■ **What the task asks**
From the records below, copy each line that has the word "JSON" in it.

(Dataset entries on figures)
════════════════
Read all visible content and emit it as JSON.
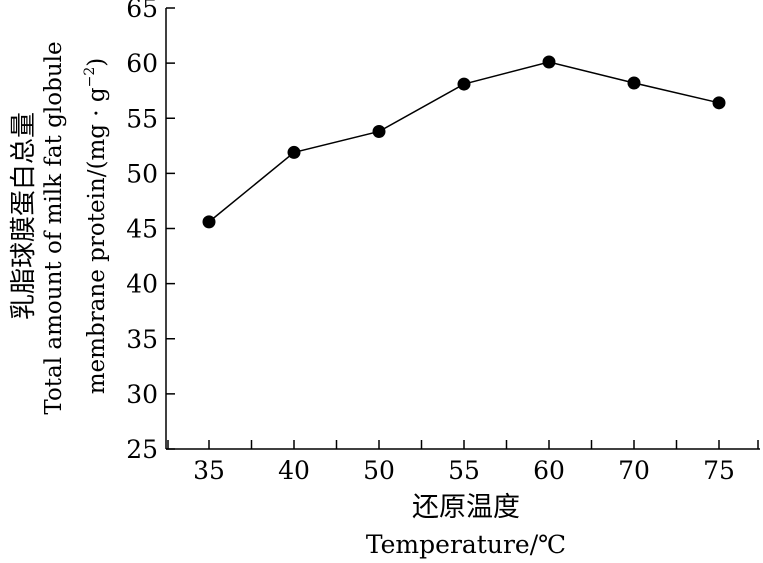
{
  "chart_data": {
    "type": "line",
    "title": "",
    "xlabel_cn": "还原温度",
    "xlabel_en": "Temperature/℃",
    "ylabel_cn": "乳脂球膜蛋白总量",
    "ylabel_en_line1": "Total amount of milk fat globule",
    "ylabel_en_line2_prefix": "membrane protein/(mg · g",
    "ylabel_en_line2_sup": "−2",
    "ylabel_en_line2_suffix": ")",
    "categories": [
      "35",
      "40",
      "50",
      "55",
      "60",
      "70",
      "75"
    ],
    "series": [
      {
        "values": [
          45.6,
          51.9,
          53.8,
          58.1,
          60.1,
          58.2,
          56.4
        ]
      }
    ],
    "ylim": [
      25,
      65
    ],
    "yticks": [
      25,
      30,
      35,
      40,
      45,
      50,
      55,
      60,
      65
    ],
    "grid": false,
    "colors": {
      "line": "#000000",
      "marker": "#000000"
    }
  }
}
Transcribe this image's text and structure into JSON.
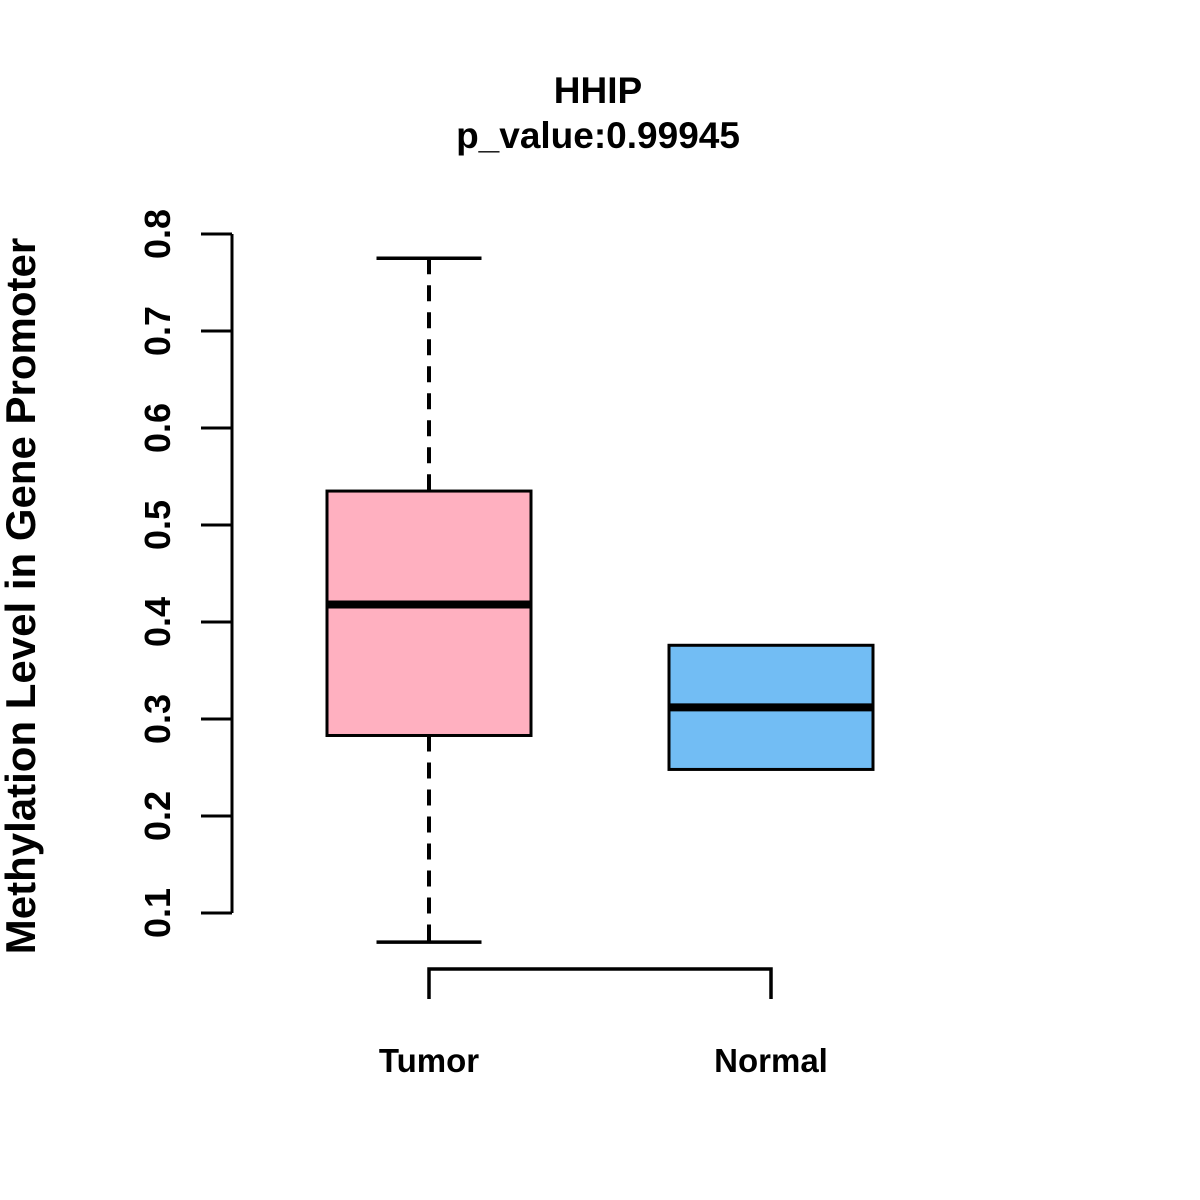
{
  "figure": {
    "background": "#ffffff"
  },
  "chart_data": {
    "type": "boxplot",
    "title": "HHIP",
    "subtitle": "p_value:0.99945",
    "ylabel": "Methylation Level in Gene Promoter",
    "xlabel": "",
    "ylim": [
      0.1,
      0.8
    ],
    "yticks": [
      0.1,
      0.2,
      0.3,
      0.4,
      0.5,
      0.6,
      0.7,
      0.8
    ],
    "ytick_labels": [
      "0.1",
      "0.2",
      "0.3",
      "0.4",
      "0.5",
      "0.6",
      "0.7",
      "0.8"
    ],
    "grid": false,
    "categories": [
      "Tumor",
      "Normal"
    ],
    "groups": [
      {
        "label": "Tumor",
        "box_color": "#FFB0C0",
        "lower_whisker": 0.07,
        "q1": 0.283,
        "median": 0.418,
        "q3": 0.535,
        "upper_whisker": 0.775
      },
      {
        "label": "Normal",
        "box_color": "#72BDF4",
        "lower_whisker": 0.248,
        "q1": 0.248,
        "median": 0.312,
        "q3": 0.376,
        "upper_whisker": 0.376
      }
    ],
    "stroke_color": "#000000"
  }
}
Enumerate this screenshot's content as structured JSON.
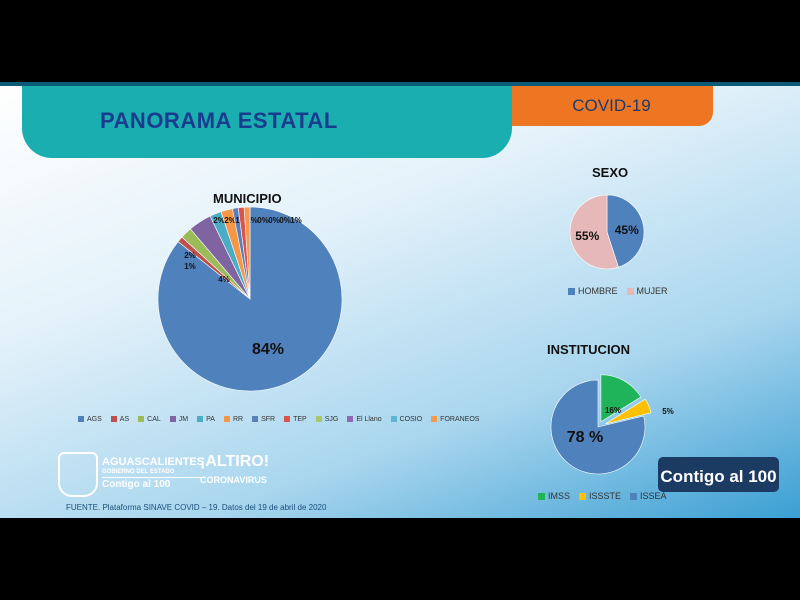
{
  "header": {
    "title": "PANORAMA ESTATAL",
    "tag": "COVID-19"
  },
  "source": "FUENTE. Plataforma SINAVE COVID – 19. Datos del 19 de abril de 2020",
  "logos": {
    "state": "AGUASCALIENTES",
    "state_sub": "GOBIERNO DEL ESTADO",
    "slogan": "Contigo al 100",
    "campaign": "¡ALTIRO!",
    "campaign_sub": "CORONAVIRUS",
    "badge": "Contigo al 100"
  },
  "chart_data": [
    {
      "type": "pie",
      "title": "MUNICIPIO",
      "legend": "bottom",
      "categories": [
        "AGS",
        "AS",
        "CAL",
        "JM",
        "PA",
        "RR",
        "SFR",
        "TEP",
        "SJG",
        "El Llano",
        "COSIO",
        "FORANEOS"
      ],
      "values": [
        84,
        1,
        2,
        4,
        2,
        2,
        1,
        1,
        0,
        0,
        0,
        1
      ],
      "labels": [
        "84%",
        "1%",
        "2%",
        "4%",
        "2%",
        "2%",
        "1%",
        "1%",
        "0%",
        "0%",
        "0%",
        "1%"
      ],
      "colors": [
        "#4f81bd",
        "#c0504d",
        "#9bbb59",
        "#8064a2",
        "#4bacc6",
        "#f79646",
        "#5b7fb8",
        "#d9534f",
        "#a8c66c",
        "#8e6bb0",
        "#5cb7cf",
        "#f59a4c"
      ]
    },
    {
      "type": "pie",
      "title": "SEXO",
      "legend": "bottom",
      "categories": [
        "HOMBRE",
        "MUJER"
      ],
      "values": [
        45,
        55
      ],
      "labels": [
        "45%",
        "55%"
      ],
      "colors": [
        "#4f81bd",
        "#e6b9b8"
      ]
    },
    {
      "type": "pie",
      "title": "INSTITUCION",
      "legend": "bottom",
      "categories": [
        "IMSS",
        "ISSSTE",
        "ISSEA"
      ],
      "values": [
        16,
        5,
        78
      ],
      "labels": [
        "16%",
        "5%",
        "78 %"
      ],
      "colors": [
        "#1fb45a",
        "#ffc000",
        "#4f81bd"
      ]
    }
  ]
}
════════════════
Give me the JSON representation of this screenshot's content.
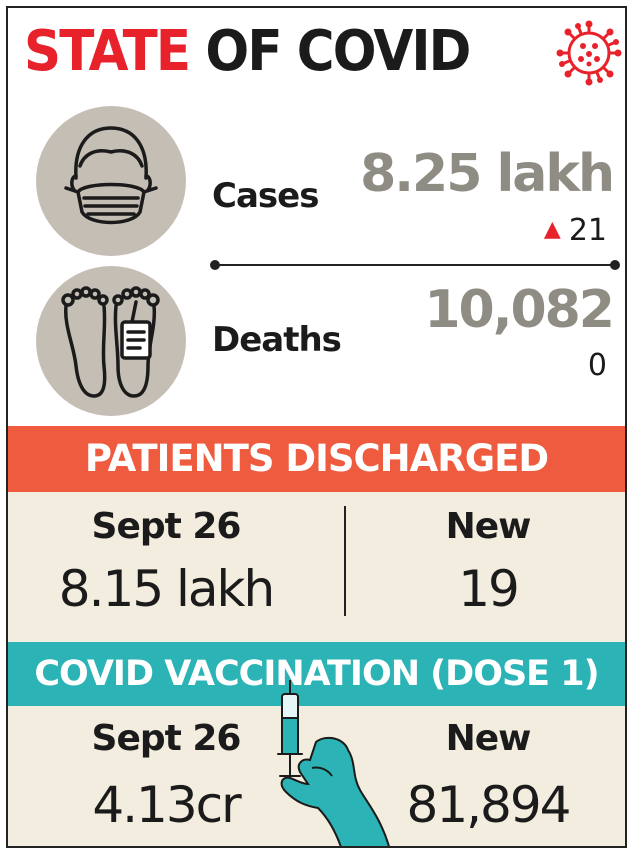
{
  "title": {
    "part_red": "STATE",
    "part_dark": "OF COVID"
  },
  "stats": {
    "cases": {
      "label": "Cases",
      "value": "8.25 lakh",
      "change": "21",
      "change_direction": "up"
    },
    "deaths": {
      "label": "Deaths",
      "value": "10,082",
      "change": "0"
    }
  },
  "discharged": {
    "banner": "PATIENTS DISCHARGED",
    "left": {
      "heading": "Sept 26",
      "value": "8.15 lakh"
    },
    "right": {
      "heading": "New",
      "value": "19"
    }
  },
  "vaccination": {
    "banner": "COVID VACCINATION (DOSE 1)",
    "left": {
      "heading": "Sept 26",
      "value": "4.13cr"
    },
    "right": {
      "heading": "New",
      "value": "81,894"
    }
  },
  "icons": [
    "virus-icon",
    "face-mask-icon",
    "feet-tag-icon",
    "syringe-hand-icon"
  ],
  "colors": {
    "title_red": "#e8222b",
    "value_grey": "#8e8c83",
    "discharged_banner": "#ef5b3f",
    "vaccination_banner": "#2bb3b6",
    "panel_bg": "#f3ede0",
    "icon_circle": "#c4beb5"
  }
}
════════════════
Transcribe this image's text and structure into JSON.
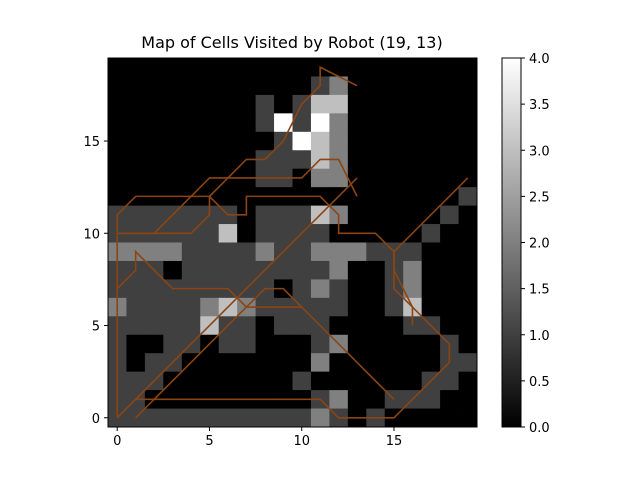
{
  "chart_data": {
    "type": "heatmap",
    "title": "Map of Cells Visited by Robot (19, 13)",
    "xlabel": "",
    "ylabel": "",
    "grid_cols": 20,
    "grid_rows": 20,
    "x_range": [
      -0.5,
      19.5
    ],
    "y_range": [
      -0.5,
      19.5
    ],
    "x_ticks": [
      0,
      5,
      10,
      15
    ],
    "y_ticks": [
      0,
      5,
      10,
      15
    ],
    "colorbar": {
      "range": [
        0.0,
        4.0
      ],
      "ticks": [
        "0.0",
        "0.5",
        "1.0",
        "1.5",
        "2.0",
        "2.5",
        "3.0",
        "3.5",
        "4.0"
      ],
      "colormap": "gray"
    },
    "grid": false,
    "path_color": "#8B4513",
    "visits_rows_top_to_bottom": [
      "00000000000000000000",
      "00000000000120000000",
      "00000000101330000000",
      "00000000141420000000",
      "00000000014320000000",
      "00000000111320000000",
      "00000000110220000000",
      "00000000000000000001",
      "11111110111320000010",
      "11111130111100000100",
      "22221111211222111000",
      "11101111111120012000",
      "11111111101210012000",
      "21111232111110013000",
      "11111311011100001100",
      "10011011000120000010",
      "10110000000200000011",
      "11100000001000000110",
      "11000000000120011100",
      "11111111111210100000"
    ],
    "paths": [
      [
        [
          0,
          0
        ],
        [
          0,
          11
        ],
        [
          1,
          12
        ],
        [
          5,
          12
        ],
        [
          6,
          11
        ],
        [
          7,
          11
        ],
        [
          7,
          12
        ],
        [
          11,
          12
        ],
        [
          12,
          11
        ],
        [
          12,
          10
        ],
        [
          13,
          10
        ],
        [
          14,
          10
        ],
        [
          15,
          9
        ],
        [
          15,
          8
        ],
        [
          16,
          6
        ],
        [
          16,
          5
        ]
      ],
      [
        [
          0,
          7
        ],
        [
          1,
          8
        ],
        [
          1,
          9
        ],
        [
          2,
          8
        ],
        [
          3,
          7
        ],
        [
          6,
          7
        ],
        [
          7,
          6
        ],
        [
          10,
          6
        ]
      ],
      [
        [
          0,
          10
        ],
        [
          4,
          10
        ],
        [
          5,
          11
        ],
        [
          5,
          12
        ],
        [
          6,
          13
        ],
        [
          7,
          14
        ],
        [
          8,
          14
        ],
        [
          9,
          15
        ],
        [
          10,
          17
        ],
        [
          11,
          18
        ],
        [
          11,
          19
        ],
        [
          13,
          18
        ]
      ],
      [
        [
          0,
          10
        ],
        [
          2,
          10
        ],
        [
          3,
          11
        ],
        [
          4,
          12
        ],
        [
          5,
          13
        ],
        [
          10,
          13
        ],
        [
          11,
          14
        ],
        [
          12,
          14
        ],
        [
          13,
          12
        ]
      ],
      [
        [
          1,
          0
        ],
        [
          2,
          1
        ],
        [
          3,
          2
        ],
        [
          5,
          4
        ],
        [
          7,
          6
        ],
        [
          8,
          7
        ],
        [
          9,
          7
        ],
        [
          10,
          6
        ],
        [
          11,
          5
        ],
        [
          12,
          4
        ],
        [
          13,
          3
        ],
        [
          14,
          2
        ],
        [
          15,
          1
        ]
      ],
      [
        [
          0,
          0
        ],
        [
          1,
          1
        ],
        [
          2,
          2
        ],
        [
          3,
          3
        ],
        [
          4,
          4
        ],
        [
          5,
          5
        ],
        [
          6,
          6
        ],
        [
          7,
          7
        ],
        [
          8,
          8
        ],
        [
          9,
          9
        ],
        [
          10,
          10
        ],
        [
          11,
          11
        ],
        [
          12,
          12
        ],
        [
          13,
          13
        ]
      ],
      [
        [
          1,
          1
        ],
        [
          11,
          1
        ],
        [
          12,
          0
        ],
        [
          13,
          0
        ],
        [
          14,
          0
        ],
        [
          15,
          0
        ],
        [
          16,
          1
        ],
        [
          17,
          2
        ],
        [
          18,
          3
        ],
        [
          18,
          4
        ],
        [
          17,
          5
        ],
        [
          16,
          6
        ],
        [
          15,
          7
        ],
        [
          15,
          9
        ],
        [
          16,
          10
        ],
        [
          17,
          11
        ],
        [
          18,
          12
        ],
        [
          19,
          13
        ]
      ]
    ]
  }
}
════════════════
■ **Written solution**
Read all visible content and emit it as JSON.
Transcribe this image's text and structure into JSON.
Enumerate this screenshot's content as structured JSON.
Give me the JSON representation of this screenshot's content.
Transcribe this image's text and structure into JSON.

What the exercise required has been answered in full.